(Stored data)
——

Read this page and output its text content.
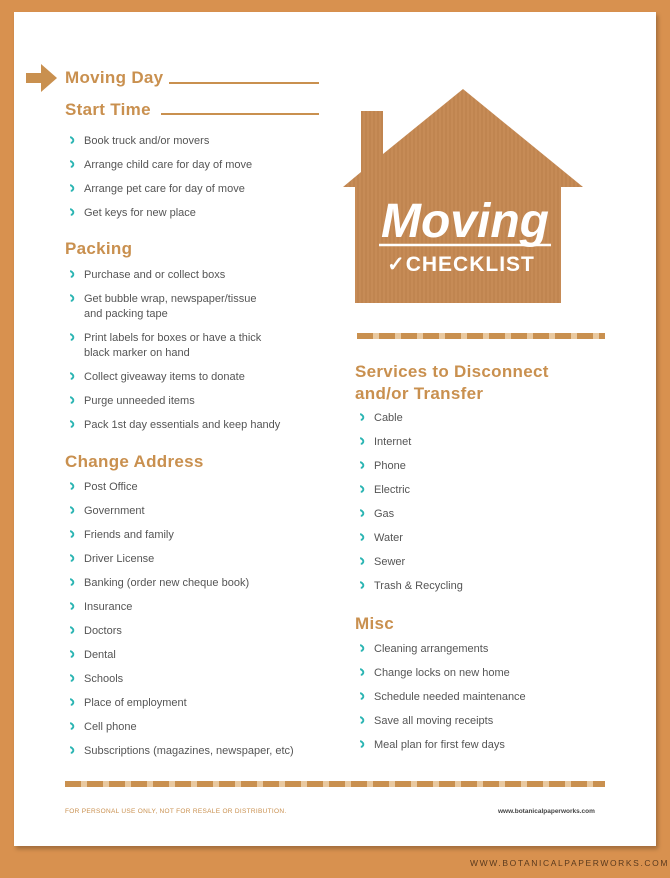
Moving Day
Start Time
Book truck and/or movers
Arrange child care for day of move
Arrange pet care for day of move
Get keys for new place
Packing
Purchase and or collect boxs
Get bubble wrap, newspaper/tissue
and packing tape
Print labels for boxes or have a thick
black marker on hand
Collect giveaway items to donate
Purge unneeded items
Pack 1st day essentials and keep handy
Change Address
Post Office
Government
Friends and family
Driver License
Banking (order new cheque book)
Insurance
Doctors
Dental
Schools
Place of employment
Cell phone
Subscriptions (magazines, newspaper, etc)
Moving
✓CHECKLIST
Services to Disconnect
and/or Transfer
Cable
Internet
Phone
Electric
Gas
Water
Sewer
Trash & Recycling
Misc
Cleaning arrangements
Change locks on new home
Schedule needed maintenance
Save all moving receipts
Meal plan for first few days
FOR PERSONAL USE ONLY, NOT FOR RESALE OR DISTRIBUTION.	www.botanicalpaperworks.com
WWW.BOTANICALPAPERWORKS.COM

——

Aim of the exercise: Search the records for the word "care". Copy every line that has it.

Response to this task:
Arrange child care for day of move
Arrange pet care for day of move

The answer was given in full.